#### Task item:
Below are records to retype exactly, except for the pictures.

Excerpts from a dataset:
◇ ◇ ◇

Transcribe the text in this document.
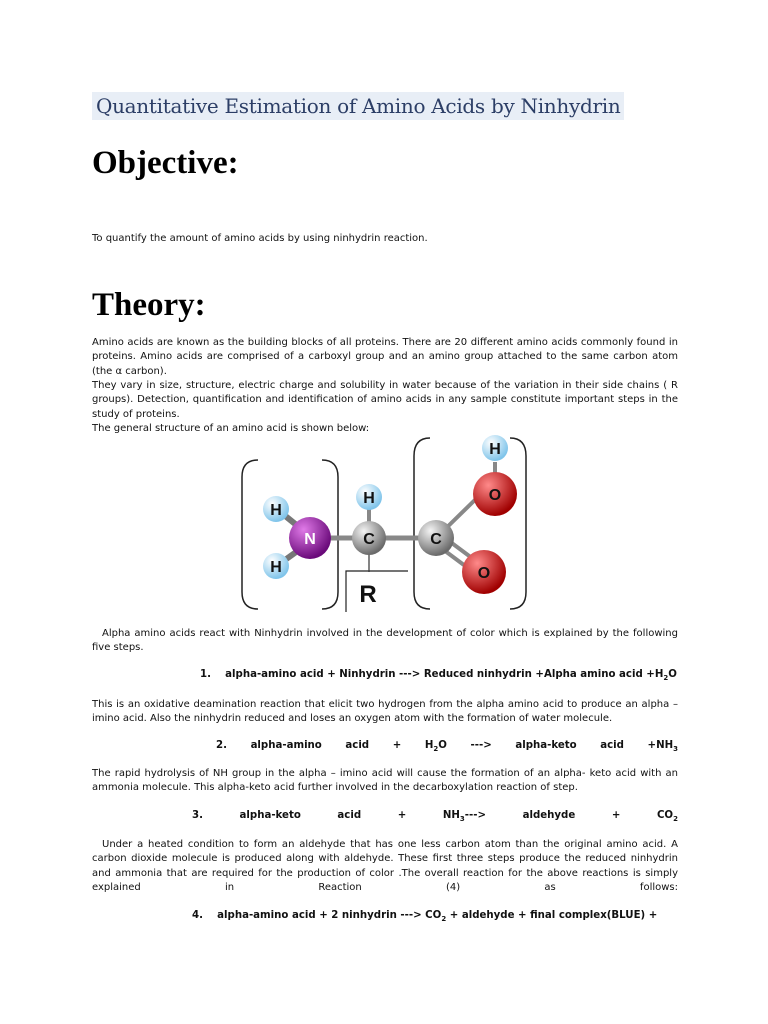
Quantitative Estimation of Amino Acids by Ninhydrin
Objective:
To quantify the amount of amino acids by using ninhydrin reaction.
Theory:
Amino acids are known as the building blocks of all proteins. There are 20 different amino acids commonly found in proteins. Amino acids are comprised of a carboxyl group and an amino group attached to the same carbon atom (the α carbon).
They vary in size, structure, electric charge and solubility in water because of the variation in their side chains ( R groups). Detection, quantification and identification of amino acids in any sample constitute important steps in the study of proteins.
The general structure of an amino acid is shown below:
H
H
H
H
N	C	C
O
O
R
Alpha amino acids react with Ninhydrin involved in the development of color which is explained by the following five steps.
1. alpha-amino acid + Ninhydrin ---> Reduced ninhydrin +Alpha amino acid $+H_2O$
This is an oxidative deamination reaction that elicit two hydrogen from the alpha amino acid to produce an alpha – imino acid. Also the ninhydrin reduced and loses an oxygen atom with the formation of water molecule.
2. alpha-amino acid + $H_2O$ ---> alpha-keto acid $+NH_3$
The rapid hydrolysis of NH group in the alpha – imino acid will cause the formation of an alpha- keto acid with an ammonia molecule. This alpha-keto acid further involved in the decarboxylation reaction of step.
3.	alpha-keto	acid	+	$NH_3--->$	aldehyde	+	$CO_2$
Under a heated condition to form an aldehyde that has one less carbon atom than the original amino acid. A carbon dioxide molecule is produced along with aldehyde. These first three steps produce the reduced ninhydrin and ammonia that are required for the production of color .The overall reaction for the above reactions is simply explained in Reaction (4) as follows:
4. alpha-amino acid + 2 ninhydrin ---> $CO_2$ + aldehyde + final complex(BLUE) +
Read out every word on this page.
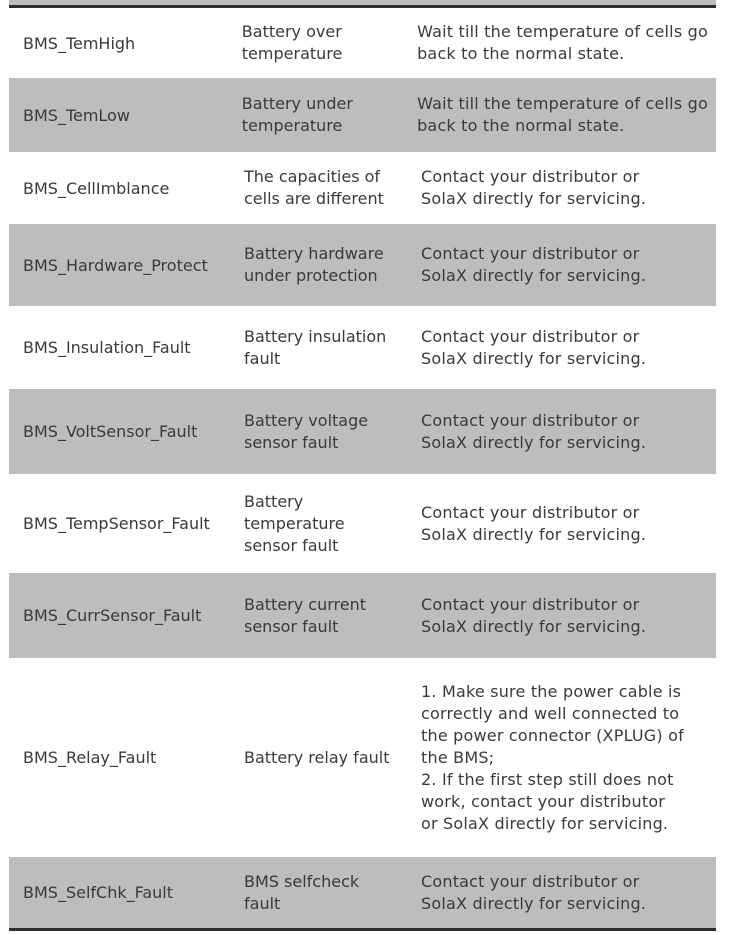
BMS_TemHigh
Battery over
temperature
Wait till the temperature of cells go
back to the normal state.
BMS_TemLow
Battery under
temperature
Wait till the temperature of cells go
back to the normal state.
BMS_CellImblance
The capacities of
cells are different
Contact your distributor or
SolaX directly for servicing.
BMS_Hardware_Protect
Battery hardware
under protection
Contact your distributor or
SolaX directly for servicing.
BMS_Insulation_Fault
Battery insulation
fault
Contact your distributor or
SolaX directly for servicing.
BMS_VoltSensor_Fault
Battery voltage
sensor fault
Contact your distributor or
SolaX directly for servicing.
BMS_TempSensor_Fault
Battery
temperature
sensor fault
Contact your distributor or
SolaX directly for servicing.
BMS_CurrSensor_Fault
Battery current
sensor fault
Contact your distributor or
SolaX directly for servicing.
BMS_Relay_Fault	Battery relay fault
1. Make sure the power cable is
correctly and well connected to
the power connector (XPLUG) of
the BMS;
2. If the first step still does not
work, contact your distributor
or SolaX directly for servicing.
BMS_SelfChk_Fault
BMS selfcheck
fault
Contact your distributor or
SolaX directly for servicing.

◇ ◇ ◇

#### Result of the exercise:
Transcribe the text in this document.
Quantitative Estimation of Amino Acids by Ninhydrin
Objective:
To quantify the amount of amino acids by using ninhydrin reaction.
Theory:
Amino acids are known as the building blocks of all proteins. There are 20 different amino acids commonly found in proteins. Amino acids are comprised of a carboxyl group and an amino group attached to the same carbon atom (the α carbon).
They vary in size, structure, electric charge and solubility in water because of the variation in their side chains ( R groups). Detection, quantification and identification of amino acids in any sample constitute important steps in the study of proteins.
The general structure of an amino acid is shown below:
H
H
H
H
N	C	C
O
O
R
Alpha amino acids react with Ninhydrin involved in the development of color which is explained by the following five steps.
1. alpha-amino acid + Ninhydrin ---> Reduced ninhydrin +Alpha amino acid $+H_2O$
This is an oxidative deamination reaction that elicit two hydrogen from the alpha amino acid to produce an alpha – imino acid. Also the ninhydrin reduced and loses an oxygen atom with the formation of water molecule.
2. alpha-amino acid + $H_2O$ ---> alpha-keto acid $+NH_3$
The rapid hydrolysis of NH group in the alpha – imino acid will cause the formation of an alpha- keto acid with an ammonia molecule. This alpha-keto acid further involved in the decarboxylation reaction of step.
3.	alpha-keto	acid	+	$NH_3--->$	aldehyde	+	$CO_2$
Under a heated condition to form an aldehyde that has one less carbon atom than the original amino acid. A carbon dioxide molecule is produced along with aldehyde. These first three steps produce the reduced ninhydrin and ammonia that are required for the production of color .The overall reaction for the above reactions is simply explained in Reaction (4) as follows:
4. alpha-amino acid + 2 ninhydrin ---> $CO_2$ + aldehyde + final complex(BLUE) +
Read out every word on this page.
BMS_TemHigh
Battery over
temperature
Wait till the temperature of cells go
back to the normal state.
BMS_TemLow
Battery under
temperature
Wait till the temperature of cells go
back to the normal state.
BMS_CellImblance
The capacities of
cells are different
Contact your distributor or
SolaX directly for servicing.
BMS_Hardware_Protect
Battery hardware
under protection
Contact your distributor or
SolaX directly for servicing.
BMS_Insulation_Fault
Battery insulation
fault
Contact your distributor or
SolaX directly for servicing.
BMS_VoltSensor_Fault
Battery voltage
sensor fault
Contact your distributor or
SolaX directly for servicing.
BMS_TempSensor_Fault
Battery
temperature
sensor fault
Contact your distributor or
SolaX directly for servicing.
BMS_CurrSensor_Fault
Battery current
sensor fault
Contact your distributor or
SolaX directly for servicing.
BMS_Relay_Fault	Battery relay fault
1. Make sure the power cable is
correctly and well connected to
the power connector (XPLUG) of
the BMS;
2. If the first step still does not
work, contact your distributor
or SolaX directly for servicing.
BMS_SelfChk_Fault
BMS selfcheck
fault
Contact your distributor or
SolaX directly for servicing.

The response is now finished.